[Element data from apps and pages]
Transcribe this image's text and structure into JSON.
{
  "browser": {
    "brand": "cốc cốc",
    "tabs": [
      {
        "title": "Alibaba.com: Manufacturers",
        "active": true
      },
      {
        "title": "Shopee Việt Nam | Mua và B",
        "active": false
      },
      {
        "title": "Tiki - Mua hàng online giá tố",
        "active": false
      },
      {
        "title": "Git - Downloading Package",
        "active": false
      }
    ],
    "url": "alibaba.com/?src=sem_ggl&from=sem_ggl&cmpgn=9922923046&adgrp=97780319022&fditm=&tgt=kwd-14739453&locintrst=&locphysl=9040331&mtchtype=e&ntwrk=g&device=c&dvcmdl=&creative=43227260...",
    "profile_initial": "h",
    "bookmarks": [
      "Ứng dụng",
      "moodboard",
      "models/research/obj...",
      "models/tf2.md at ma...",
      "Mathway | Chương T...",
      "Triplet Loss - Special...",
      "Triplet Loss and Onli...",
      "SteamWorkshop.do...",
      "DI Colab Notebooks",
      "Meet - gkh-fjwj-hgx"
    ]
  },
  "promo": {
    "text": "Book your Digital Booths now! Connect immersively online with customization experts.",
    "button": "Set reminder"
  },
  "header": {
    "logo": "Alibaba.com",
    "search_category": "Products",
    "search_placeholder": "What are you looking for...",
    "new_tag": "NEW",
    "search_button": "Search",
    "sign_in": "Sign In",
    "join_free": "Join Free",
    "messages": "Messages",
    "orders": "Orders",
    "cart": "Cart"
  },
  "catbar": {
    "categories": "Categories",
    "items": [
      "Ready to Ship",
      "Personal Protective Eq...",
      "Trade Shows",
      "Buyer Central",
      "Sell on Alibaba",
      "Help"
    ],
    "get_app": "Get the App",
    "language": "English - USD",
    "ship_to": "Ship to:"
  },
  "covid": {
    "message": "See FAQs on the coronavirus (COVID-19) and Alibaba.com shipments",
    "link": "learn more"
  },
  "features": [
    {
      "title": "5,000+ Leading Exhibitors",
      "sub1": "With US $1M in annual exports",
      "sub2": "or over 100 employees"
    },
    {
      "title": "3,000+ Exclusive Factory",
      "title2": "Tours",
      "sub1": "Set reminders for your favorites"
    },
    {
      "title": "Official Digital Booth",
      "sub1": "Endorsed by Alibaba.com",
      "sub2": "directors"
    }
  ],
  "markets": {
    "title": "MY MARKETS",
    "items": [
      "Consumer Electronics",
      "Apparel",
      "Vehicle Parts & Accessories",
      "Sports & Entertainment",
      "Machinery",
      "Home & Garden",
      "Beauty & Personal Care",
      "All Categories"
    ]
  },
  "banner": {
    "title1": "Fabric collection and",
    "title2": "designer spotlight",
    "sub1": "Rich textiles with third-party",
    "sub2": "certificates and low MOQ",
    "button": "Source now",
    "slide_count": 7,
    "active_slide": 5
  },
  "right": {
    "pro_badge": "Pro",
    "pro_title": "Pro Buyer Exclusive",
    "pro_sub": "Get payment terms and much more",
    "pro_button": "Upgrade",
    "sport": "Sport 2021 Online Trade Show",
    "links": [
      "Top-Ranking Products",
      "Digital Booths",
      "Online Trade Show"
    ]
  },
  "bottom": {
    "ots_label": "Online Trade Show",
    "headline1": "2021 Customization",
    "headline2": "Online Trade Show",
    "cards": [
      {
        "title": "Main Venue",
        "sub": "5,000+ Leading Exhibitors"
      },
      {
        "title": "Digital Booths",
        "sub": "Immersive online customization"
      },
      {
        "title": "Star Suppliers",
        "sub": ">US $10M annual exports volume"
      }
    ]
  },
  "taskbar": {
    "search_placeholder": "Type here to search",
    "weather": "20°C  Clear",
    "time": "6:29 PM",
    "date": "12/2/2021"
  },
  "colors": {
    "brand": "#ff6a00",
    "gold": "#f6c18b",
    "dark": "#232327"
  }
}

▶ WHAT THIS TASK INVOLVES
A complete answer gives every line of the records holding "Exhibitors".

▶ EXPECTED OUTPUT
      "title": "5,000+ Leading Exhibitors",
        "sub": "5,000+ Leading Exhibitors"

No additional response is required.